WORK TO BE COMPLETED:
Omit all pictures and give the records below again exactly as written.

........

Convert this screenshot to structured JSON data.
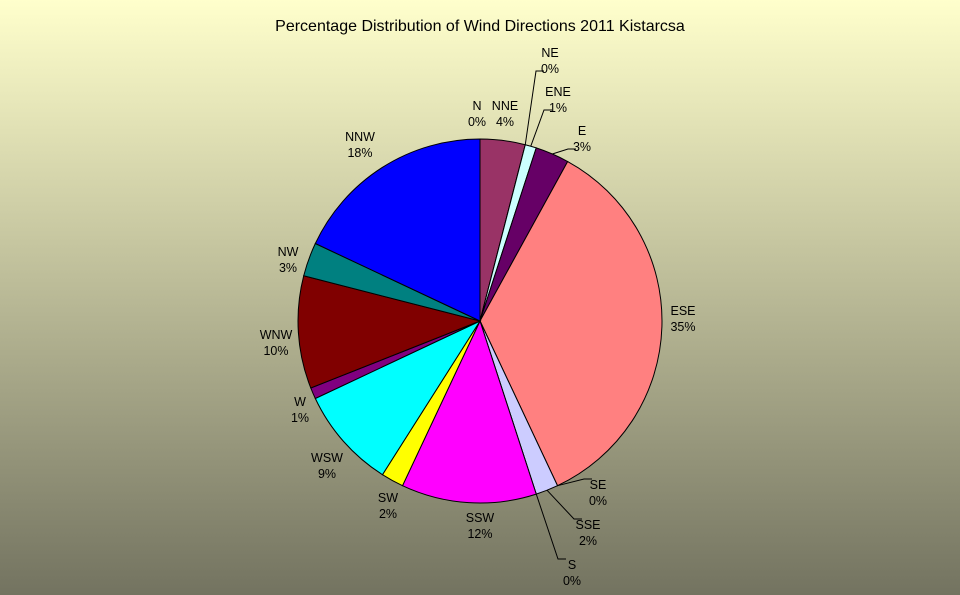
{
  "chart_data": {
    "type": "pie",
    "title": "Percentage Distribution of Wind Directions 2011 Kistarcsa",
    "categories": [
      "N",
      "NNE",
      "NE",
      "ENE",
      "E",
      "ESE",
      "SE",
      "SSE",
      "S",
      "SSW",
      "SW",
      "WSW",
      "W",
      "WNW",
      "NW",
      "NNW"
    ],
    "values": [
      0,
      4,
      0,
      1,
      3,
      35,
      0,
      2,
      0,
      12,
      2,
      9,
      1,
      10,
      3,
      18
    ],
    "value_labels": [
      "0%",
      "4%",
      "0%",
      "1%",
      "3%",
      "35%",
      "0%",
      "2%",
      "0%",
      "12%",
      "2%",
      "9%",
      "1%",
      "10%",
      "3%",
      "18%"
    ],
    "colors": [
      "#9999ff",
      "#993366",
      "#ffffcc",
      "#ccffff",
      "#660066",
      "#ff8080",
      "#0066cc",
      "#ccccff",
      "#000080",
      "#ff00ff",
      "#ffff00",
      "#00ffff",
      "#800080",
      "#800000",
      "#008080",
      "#0000ff"
    ]
  }
}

........

ANSWER FOR THE TASK:
Convert this screenshot to structured JSON data.
{
  "chart_data": {
    "type": "pie",
    "title": "Percentage Distribution of Wind Directions 2011 Kistarcsa",
    "categories": [
      "N",
      "NNE",
      "NE",
      "ENE",
      "E",
      "ESE",
      "SE",
      "SSE",
      "S",
      "SSW",
      "SW",
      "WSW",
      "W",
      "WNW",
      "NW",
      "NNW"
    ],
    "values": [
      0,
      4,
      0,
      1,
      3,
      35,
      0,
      2,
      0,
      12,
      2,
      9,
      1,
      10,
      3,
      18
    ],
    "value_labels": [
      "0%",
      "4%",
      "0%",
      "1%",
      "3%",
      "35%",
      "0%",
      "2%",
      "0%",
      "12%",
      "2%",
      "9%",
      "1%",
      "10%",
      "3%",
      "18%"
    ],
    "colors": [
      "#9999ff",
      "#993366",
      "#ffffcc",
      "#ccffff",
      "#660066",
      "#ff8080",
      "#0066cc",
      "#ccccff",
      "#000080",
      "#ff00ff",
      "#ffff00",
      "#00ffff",
      "#800080",
      "#800000",
      "#008080",
      "#0000ff"
    ]
  }
}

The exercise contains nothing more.